**EXCERPTED PASSAGE**:
Saturday, September 17, 2005

At Least it Wasn't Mike Jones

I have not felt like I could really address this Hurricane Katrina thing with my blog. There is just so much involved and its’ a more complex issue. I have been listening to others and trying to glean some idea of the state of the world and humankind by listening to the reactions of various folks. I guess there is a little excitement that maybe this event will be the sobering experience this country needs to really look at itself, but then again I felt the same way the morning of September 11, 2001 before I watched this country hastily go to war and aggressively sow more seeds of hate and fear.

And already the cynic in me has noticed a small troubling detail about the Katrina aftermath. Let's just say that I think the corporate driven media and government have learned a valuable lesson from magicians by learning to keep us focused on things of little consequence like exposed breasts and some R&B singer peeing on a fourteen year old girl. I have been really disturbed by the amount of people seriously discussing the brief, obviously extemporaneous comments of a Mr. Kanye West when he gave his honest reactions to what was going in New Orleans just a few days after the flooding from Katrina. Check out links like these:

Washington Post columnist addresses whether George Bush cares about black people

Black apologist article that addresses kanye's lack of political awareness

National Review article that addresses the need for the democratic leadership to distance themselves from Kanye

Well if Mr. West intended to be controversial and use his fame to start a dialogue, he has been successful, but I just find it strange that in the midst of having real questions that need to be answered about the direction of this country economically, globally and socially, that Mr. West's name is on so many people's lips. Who knows how we are going to pay the aftermath and a war in Iraq, especially without a tax hike? Who cares that the administration that has made virtually no headway on domestic issues like health care in the last five years is being entrusted to fix a problem far more difficult and complex. Let's dissect the statements of “the college dropout" instead. The media can easily find 100 other people who are saying truly insightful things and raising serious questions, but instead we are collectively wrapped around the axle over what a rapper said. Not that rappers cannot be astute and savvy...but this is a fairly easy fraternity to join considering that Snoop Dogg, Paul Wall, and Lil' Kim all maintain esteemed positions in the rap world.

**EXERCISE REQUIREMENTS**:
Please turn the paragraph of the blog post that begins "I have not felt like I could really address" into a short bulleted list that keeps its main points.

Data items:

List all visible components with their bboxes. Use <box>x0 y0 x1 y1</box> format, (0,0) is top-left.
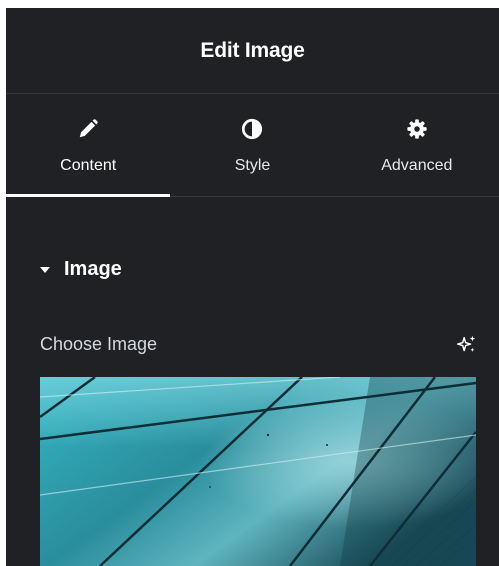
tab-advanced[interactable]: Advanced <box>335 94 499 196</box>
sparkle-icon[interactable] <box>455 334 477 356</box>
section-title: Image <box>64 258 122 280</box>
tab-content-label: Content <box>60 157 117 174</box>
tab-advanced-label: Advanced <box>381 157 453 174</box>
half-circle-icon <box>239 116 265 142</box>
editor-panel: Edit Image Content Style Advanced Image … <box>6 8 499 566</box>
tab-bar: Content Style Advanced <box>6 94 499 197</box>
panel-header: Edit Image <box>6 8 499 94</box>
pencil-icon <box>75 116 101 142</box>
tab-content[interactable]: Content <box>6 94 171 197</box>
tab-style-label: Style <box>234 157 271 174</box>
solar-panel-image <box>40 377 476 566</box>
caret-down-icon <box>40 266 50 273</box>
gear-icon <box>404 116 430 142</box>
tab-style[interactable]: Style <box>170 94 334 196</box>
section-image-toggle[interactable]: Image <box>40 258 122 281</box>
panel-title: Edit Image <box>200 38 305 62</box>
choose-image-label: Choose Image <box>40 334 158 354</box>
image-preview[interactable] <box>40 377 476 566</box>
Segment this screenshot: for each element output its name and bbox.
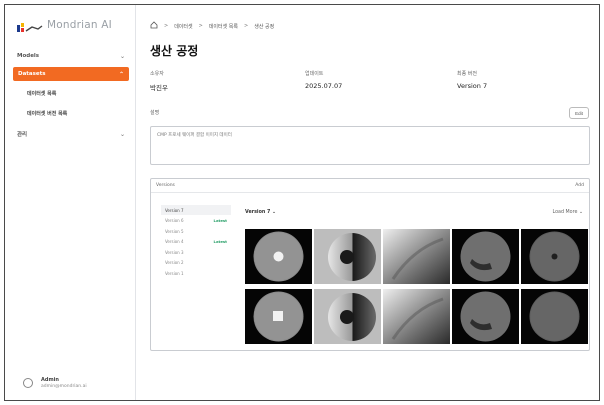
nav-group-models[interactable]: Models ⌄ (13, 49, 129, 63)
version-item-label: Version 3 (165, 249, 184, 255)
add-version-button[interactable]: Add (575, 183, 584, 188)
image-gallery (245, 229, 589, 345)
meta-version-label: 최종 버전 (457, 71, 477, 77)
edit-description-button[interactable]: Edit (569, 107, 589, 119)
wafer-image-thumbnail[interactable] (452, 289, 519, 344)
version-item-label: Version 1 (165, 270, 184, 276)
meta-updated-label: 업데이트 (305, 71, 324, 77)
user-name: Admin (41, 377, 59, 383)
versions-panel: Versions Add Version 7 Version 6 Latest … (150, 178, 590, 351)
meta-owner-label: 소유자 (150, 71, 164, 77)
nav-group-manage[interactable]: 관리 ⌄ (13, 127, 129, 141)
breadcrumb-separator-icon: > (198, 23, 203, 29)
version-list: Version 7 Version 6 Latest Version 5 Ver… (161, 205, 231, 279)
wafer-image-thumbnail[interactable] (521, 229, 588, 284)
nav-group-label: 관리 (17, 132, 28, 138)
versions-header-label: Versions (156, 183, 175, 188)
wafer-image-thumbnail[interactable] (314, 289, 381, 344)
version-item-label: Version 6 (165, 218, 184, 223)
user-profile[interactable]: Admin admin@mondrian.ai (13, 372, 129, 394)
page-title: 생산 공정 (150, 44, 199, 58)
meta-version-value: Version 7 (457, 82, 488, 90)
version-item-label: Version 2 (165, 260, 184, 265)
version-item[interactable]: Version 4 Latest (161, 237, 231, 247)
wafer-image-thumbnail[interactable] (245, 229, 312, 284)
logo[interactable]: Mondrian AI (17, 19, 112, 32)
version-item[interactable]: Version 5 (161, 226, 231, 236)
gallery-version-label: Version 7 (245, 210, 271, 215)
chevron-down-icon: ⌄ (119, 52, 125, 60)
wafer-image-thumbnail[interactable] (521, 289, 588, 344)
version-item[interactable]: Version 6 Latest (161, 216, 231, 226)
version-badge: Latest (213, 239, 227, 244)
version-item[interactable]: Version 1 (161, 268, 231, 278)
version-item[interactable]: Version 3 (161, 247, 231, 257)
logo-text: Mondrian AI (47, 19, 112, 31)
wafer-image-thumbnail[interactable] (383, 229, 450, 284)
version-item-label: Version 7 (165, 207, 184, 213)
chevron-down-icon: ⌄ (578, 210, 583, 215)
app-window: Mondrian AI Models ⌄ Datasets ⌃ 데이터셋 목록 … (4, 4, 600, 401)
breadcrumb-separator-icon: > (244, 23, 249, 29)
meta-updated-value: 2025.07.07 (305, 82, 343, 90)
chevron-down-icon: ⌄ (271, 210, 276, 215)
sidebar-item-dataset-version-list[interactable]: 데이터셋 버전 목록 (27, 110, 67, 117)
load-more-label: Load More (552, 210, 578, 215)
load-more-button[interactable]: Load More ⌄ (553, 210, 584, 215)
version-item[interactable]: Version 7 (161, 205, 231, 215)
breadcrumb-item-datasets[interactable]: 데이터셋 (174, 23, 192, 30)
wafer-image-thumbnail[interactable] (245, 289, 312, 344)
gallery-version-select[interactable]: Version 7 ⌄ (245, 210, 276, 215)
breadcrumb-item-dataset-list[interactable]: 데이터셋 목록 (209, 23, 238, 30)
wafer-image-thumbnail[interactable] (383, 289, 450, 344)
user-meta: Admin admin@mondrian.ai (41, 377, 87, 389)
version-item-label: Version 5 (165, 228, 184, 234)
sidebar: Mondrian AI Models ⌄ Datasets ⌃ 데이터셋 목록 … (5, 5, 136, 400)
nav-item-label: Datasets (18, 71, 46, 77)
wafer-image-thumbnail[interactable] (452, 229, 519, 284)
breadcrumb: > 데이터셋 > 데이터셋 목록 > 생산 공정 (150, 21, 274, 31)
chevron-up-icon: ⌃ (118, 70, 124, 78)
breadcrumb-item-current: 생산 공정 (254, 23, 275, 30)
sidebar-item-dataset-list[interactable]: 데이터셋 목록 (27, 90, 56, 97)
user-avatar-icon (23, 378, 33, 388)
user-email: admin@mondrian.ai (41, 384, 87, 389)
logo-mark-icon (17, 19, 43, 32)
version-badge: Latest (213, 218, 227, 223)
gallery-header: Version 7 ⌄ Load More ⌄ (245, 210, 583, 215)
version-item-label: Version 4 (165, 239, 184, 244)
description-label: 설명 (150, 110, 160, 116)
nav-group-label: Models (17, 53, 40, 59)
home-icon[interactable] (150, 21, 158, 31)
meta-owner-value: 박진우 (150, 84, 168, 92)
nav-item-datasets[interactable]: Datasets ⌃ (13, 67, 129, 81)
version-item[interactable]: Version 2 (161, 258, 231, 268)
main-content: > 데이터셋 > 데이터셋 목록 > 생산 공정 생산 공정 소유자 박진우 업… (136, 5, 599, 400)
chevron-down-icon: ⌄ (119, 130, 125, 138)
wafer-image-thumbnail[interactable] (314, 229, 381, 284)
description-field[interactable]: CMP 프로세 웨이퍼 결함 이미지 데이터 (150, 126, 590, 165)
breadcrumb-separator-icon: > (164, 23, 169, 29)
versions-header: Versions Add (151, 179, 589, 193)
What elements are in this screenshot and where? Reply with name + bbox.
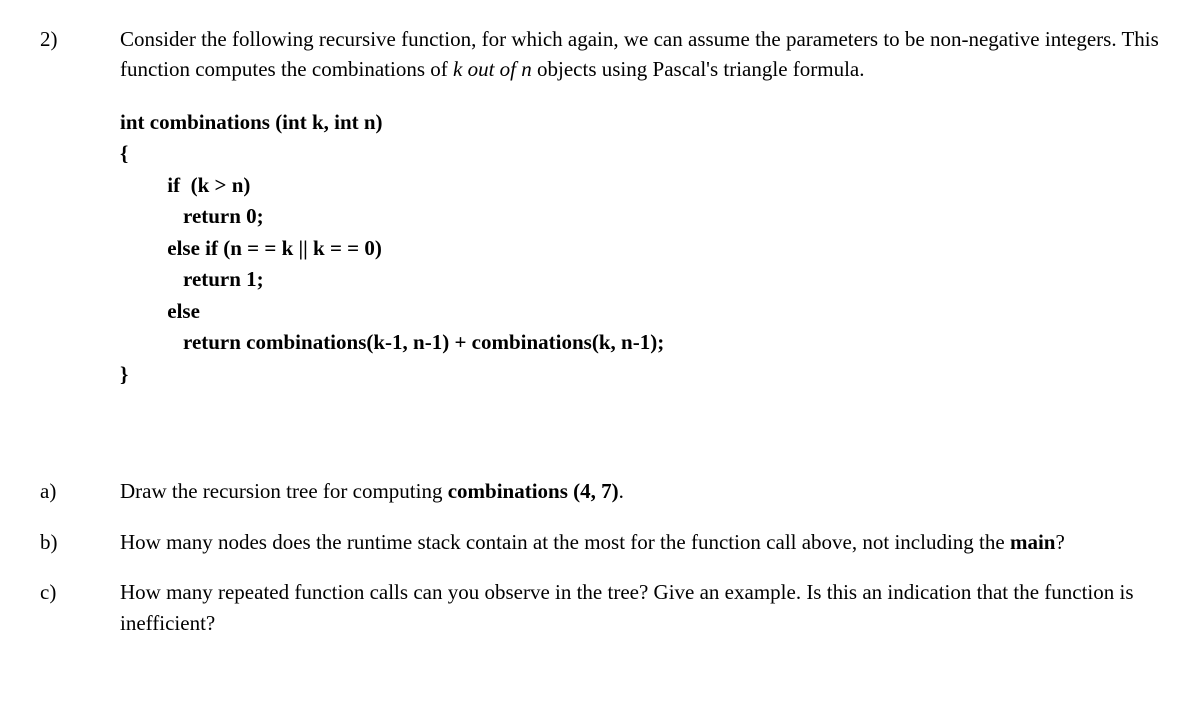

**ANSWER TO THE EXERCISE**:
- The writer hasn't felt able to take on Hurricane Katrina in the blog because so much is involved and the issue is complex.
- The writer has been listening to other people's reactions to get some idea of the state of the world and humankind.
- There is a little excitement that the event might be the sobering experience the country needs to really look at itself.
- The writer felt the same way on the morning of September 11, 2001, before watching the country hastily go to war and aggressively sow more seeds of hate and fear.